## Given problem
Read through the data and count the lines that contain the string "title"; give only the result.
++++++++++++++++++++
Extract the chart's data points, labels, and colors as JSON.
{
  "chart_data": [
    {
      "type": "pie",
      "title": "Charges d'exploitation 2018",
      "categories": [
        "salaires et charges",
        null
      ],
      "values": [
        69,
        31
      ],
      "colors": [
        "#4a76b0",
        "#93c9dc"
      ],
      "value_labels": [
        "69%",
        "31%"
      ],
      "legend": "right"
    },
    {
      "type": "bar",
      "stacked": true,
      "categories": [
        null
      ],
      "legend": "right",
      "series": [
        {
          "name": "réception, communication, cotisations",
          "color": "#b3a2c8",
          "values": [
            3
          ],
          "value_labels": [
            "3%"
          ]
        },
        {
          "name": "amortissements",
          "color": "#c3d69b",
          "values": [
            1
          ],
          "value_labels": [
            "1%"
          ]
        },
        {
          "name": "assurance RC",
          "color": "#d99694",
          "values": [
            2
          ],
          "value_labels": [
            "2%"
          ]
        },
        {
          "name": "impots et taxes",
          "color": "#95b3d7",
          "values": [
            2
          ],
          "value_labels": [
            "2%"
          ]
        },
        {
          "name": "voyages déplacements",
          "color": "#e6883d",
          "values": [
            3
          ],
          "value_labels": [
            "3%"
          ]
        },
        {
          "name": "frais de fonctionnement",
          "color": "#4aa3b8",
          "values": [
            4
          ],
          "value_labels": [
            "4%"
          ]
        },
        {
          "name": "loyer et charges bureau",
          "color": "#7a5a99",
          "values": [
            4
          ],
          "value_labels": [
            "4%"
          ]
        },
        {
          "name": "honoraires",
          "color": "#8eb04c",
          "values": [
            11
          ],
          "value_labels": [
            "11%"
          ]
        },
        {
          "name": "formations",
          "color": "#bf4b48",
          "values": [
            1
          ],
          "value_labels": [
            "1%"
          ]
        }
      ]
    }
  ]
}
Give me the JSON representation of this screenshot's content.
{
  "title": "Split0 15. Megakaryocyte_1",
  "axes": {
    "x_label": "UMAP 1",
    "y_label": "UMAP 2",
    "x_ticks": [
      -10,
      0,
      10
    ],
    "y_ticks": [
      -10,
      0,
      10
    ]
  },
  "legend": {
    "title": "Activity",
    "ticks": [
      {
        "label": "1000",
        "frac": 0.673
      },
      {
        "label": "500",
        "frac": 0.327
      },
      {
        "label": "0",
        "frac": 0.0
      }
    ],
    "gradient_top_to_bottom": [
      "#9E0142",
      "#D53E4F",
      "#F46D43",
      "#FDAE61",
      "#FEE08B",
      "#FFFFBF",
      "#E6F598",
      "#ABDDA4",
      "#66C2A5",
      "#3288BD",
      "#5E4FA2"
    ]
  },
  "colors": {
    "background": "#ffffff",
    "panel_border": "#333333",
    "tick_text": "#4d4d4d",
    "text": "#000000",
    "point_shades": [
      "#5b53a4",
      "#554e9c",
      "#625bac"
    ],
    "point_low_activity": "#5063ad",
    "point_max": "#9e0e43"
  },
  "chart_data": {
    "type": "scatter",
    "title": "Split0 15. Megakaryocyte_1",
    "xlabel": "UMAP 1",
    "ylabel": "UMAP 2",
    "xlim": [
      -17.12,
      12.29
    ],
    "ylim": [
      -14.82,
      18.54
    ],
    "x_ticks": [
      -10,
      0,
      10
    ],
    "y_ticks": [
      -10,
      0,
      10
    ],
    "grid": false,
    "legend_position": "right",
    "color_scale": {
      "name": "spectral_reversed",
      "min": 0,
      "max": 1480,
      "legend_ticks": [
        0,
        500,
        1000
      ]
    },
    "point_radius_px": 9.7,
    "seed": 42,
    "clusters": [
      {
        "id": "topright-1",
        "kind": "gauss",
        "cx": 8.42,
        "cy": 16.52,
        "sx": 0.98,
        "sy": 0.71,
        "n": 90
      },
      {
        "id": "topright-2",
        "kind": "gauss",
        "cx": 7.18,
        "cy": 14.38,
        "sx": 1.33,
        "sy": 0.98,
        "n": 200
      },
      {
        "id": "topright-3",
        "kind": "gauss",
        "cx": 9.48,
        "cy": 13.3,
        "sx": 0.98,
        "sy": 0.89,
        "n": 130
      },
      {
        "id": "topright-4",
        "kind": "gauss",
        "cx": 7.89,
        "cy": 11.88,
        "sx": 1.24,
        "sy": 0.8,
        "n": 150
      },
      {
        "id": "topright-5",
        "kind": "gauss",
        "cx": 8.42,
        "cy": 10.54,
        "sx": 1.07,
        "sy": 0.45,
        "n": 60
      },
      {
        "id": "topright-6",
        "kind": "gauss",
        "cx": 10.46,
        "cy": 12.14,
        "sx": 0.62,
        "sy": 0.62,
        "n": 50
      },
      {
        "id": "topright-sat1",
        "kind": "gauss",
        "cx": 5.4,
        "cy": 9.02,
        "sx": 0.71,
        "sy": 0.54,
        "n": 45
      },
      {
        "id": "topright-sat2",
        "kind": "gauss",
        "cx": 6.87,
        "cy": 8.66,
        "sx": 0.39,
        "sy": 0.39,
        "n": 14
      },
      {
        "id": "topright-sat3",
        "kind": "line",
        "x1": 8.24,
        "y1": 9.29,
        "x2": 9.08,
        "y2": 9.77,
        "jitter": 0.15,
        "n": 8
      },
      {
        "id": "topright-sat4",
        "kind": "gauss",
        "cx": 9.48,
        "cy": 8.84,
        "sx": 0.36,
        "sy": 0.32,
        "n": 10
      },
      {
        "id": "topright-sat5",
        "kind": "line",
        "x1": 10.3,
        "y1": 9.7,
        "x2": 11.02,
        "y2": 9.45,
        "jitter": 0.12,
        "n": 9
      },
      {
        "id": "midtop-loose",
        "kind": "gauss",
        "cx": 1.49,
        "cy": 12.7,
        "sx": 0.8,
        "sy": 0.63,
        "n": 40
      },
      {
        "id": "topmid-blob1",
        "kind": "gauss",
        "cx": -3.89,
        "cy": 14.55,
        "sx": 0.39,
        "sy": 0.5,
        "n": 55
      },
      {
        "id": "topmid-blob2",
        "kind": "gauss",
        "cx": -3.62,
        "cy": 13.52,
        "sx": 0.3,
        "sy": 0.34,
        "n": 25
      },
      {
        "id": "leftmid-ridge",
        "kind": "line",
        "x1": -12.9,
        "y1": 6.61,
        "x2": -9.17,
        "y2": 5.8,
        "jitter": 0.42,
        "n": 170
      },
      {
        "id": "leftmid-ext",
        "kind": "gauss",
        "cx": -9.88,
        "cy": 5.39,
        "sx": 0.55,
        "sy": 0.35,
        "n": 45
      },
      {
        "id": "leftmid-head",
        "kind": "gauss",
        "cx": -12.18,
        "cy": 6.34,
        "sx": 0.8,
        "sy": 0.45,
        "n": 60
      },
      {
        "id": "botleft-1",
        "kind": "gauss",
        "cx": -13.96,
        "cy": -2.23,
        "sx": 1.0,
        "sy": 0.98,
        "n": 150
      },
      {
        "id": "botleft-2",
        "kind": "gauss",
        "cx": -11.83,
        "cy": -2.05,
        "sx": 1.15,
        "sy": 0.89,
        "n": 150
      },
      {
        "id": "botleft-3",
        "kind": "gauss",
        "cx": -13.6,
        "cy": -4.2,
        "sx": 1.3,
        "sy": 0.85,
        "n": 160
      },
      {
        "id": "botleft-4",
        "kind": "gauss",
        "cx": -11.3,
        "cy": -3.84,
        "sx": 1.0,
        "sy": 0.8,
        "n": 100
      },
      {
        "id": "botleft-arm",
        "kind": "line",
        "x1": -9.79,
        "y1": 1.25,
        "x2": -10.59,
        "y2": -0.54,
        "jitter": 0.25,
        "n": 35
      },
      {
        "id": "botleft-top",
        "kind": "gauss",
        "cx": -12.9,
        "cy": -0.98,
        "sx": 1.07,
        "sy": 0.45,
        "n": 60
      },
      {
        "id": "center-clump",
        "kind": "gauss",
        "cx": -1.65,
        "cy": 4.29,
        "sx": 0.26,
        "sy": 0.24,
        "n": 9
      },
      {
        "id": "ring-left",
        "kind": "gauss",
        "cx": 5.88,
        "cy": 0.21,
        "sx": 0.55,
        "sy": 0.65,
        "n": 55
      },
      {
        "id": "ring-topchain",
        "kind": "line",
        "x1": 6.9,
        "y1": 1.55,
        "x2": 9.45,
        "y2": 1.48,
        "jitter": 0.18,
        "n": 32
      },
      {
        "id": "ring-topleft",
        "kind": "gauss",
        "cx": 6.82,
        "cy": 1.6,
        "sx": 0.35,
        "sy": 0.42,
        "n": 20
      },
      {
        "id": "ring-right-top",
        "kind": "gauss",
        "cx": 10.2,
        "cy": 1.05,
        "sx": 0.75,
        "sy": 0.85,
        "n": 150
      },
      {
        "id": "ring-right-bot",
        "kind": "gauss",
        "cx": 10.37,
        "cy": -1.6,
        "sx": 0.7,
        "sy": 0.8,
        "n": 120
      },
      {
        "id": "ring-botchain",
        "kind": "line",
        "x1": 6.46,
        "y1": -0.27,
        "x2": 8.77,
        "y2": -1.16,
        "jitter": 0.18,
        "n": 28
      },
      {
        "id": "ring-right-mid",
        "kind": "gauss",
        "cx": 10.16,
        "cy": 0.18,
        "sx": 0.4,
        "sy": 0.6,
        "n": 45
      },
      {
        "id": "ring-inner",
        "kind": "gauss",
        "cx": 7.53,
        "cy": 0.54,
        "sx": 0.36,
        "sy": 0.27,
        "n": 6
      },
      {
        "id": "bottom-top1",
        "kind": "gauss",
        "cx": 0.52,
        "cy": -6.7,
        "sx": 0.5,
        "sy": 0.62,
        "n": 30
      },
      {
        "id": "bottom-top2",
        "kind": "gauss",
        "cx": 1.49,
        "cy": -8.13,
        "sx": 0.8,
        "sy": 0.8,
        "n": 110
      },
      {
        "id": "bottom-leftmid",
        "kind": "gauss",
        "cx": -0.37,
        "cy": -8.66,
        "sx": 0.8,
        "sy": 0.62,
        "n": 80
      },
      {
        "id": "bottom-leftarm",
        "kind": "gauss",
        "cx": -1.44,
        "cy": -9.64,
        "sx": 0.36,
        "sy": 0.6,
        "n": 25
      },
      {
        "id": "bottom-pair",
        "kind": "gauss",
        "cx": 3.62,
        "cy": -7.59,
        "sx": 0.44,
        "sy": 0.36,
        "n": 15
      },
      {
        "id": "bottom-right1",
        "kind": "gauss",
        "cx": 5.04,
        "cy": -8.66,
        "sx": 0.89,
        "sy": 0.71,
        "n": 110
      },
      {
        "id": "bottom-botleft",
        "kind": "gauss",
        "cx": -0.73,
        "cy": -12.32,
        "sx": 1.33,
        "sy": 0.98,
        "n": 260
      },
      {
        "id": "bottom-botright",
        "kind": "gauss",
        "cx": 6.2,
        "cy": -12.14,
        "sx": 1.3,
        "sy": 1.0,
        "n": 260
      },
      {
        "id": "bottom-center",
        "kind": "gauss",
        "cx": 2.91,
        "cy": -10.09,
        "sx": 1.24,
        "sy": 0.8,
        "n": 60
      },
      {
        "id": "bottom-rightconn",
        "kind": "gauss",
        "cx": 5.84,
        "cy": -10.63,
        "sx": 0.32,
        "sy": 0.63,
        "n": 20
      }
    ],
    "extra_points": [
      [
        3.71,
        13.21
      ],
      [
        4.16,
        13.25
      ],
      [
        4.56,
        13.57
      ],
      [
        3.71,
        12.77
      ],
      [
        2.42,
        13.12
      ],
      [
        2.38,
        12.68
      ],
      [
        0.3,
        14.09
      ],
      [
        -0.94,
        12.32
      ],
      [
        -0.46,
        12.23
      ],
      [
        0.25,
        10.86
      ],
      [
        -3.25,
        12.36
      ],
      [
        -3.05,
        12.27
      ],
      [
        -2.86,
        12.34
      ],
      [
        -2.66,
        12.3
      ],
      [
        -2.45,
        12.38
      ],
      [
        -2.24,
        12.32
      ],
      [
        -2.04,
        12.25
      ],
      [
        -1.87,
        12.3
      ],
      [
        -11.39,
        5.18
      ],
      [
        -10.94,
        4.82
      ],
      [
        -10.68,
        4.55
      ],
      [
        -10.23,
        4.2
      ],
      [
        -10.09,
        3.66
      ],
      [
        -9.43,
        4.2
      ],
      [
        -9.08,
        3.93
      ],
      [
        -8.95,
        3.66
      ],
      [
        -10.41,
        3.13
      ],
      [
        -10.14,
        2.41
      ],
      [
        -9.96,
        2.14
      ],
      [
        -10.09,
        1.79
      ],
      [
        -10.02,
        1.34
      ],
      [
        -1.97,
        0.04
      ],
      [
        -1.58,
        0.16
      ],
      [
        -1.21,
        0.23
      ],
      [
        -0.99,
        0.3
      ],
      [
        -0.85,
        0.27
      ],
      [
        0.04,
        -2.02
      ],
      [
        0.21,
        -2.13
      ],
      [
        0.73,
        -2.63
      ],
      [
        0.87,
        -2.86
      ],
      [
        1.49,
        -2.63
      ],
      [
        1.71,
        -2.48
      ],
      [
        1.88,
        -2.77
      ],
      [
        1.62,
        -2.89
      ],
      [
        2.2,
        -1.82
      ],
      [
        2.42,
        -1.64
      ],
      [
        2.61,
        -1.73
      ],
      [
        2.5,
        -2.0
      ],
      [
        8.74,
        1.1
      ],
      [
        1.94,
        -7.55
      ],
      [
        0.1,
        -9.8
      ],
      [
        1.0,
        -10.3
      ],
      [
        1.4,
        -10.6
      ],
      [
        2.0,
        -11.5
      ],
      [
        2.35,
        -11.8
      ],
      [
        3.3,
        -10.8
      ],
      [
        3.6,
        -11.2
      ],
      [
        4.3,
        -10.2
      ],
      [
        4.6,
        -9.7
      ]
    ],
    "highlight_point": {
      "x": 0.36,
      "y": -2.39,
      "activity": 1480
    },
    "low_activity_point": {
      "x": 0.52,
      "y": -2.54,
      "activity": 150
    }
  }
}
++++++++++++++++++++
## Solved exercise
4